------ Data

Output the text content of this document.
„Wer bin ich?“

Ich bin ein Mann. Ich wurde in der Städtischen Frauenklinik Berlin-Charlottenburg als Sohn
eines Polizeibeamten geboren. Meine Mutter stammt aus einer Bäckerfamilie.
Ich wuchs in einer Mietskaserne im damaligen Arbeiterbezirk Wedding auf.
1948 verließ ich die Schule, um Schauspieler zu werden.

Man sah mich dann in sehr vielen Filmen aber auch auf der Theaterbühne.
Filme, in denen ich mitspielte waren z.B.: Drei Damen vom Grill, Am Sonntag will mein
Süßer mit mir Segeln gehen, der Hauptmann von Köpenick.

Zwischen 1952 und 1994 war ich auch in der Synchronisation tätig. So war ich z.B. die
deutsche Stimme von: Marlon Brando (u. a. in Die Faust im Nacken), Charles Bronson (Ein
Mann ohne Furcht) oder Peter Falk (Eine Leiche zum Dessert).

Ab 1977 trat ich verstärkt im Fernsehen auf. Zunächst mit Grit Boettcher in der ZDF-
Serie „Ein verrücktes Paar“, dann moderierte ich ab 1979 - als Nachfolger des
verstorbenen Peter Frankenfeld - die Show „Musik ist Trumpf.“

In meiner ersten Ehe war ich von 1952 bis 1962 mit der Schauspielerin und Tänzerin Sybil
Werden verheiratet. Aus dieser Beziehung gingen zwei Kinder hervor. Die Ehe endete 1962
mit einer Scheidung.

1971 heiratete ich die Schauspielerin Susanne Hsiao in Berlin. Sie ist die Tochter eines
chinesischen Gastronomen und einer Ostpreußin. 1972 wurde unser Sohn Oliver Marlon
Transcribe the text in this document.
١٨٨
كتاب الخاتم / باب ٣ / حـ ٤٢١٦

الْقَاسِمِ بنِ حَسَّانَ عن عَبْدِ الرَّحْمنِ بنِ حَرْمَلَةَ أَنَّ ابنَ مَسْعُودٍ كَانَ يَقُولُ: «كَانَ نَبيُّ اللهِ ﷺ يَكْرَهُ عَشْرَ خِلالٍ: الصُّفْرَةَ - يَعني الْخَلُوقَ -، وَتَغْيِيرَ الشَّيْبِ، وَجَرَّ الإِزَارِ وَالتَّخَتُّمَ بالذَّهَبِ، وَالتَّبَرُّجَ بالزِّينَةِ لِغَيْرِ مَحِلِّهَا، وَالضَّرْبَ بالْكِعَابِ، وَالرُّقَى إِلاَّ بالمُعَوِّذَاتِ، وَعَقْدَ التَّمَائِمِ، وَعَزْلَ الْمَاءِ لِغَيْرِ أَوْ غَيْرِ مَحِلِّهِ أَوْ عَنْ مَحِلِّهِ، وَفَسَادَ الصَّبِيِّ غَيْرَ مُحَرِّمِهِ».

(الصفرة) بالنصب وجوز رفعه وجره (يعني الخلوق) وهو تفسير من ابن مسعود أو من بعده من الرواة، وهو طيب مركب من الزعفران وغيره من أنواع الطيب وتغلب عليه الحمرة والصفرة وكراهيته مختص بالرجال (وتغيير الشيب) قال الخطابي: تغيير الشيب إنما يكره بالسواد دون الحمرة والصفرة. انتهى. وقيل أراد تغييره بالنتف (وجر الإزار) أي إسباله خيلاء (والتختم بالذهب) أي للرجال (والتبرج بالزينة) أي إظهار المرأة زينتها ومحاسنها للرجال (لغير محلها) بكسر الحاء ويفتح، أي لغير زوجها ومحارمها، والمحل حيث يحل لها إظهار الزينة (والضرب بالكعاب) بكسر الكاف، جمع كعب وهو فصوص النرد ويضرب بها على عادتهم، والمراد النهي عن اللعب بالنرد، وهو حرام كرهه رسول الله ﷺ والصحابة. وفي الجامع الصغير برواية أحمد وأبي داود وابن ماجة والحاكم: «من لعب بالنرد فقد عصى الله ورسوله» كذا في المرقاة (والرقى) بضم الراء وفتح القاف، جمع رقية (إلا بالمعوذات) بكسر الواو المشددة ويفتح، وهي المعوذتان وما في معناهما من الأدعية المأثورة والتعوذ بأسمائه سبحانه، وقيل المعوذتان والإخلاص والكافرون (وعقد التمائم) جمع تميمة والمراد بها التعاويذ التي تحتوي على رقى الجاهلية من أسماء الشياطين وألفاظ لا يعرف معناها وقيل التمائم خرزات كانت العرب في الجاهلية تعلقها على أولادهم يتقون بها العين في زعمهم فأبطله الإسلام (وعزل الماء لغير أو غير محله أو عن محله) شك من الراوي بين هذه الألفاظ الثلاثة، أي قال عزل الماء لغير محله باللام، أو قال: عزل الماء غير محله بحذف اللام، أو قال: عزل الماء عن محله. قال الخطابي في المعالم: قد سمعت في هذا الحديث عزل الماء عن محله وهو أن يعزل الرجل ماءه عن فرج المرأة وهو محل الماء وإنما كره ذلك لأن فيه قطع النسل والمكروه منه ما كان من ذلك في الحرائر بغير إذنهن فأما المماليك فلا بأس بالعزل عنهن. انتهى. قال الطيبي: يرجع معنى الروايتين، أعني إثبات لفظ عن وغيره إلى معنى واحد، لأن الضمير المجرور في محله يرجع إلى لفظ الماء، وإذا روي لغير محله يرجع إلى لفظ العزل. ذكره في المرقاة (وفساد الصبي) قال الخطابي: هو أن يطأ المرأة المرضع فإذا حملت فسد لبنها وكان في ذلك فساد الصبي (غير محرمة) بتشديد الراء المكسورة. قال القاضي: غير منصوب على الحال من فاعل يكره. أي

------------

## Written exercise
The answer is the number of lines in the preceding material that hold "eines"; write that number and nothing else.

## Complete response
2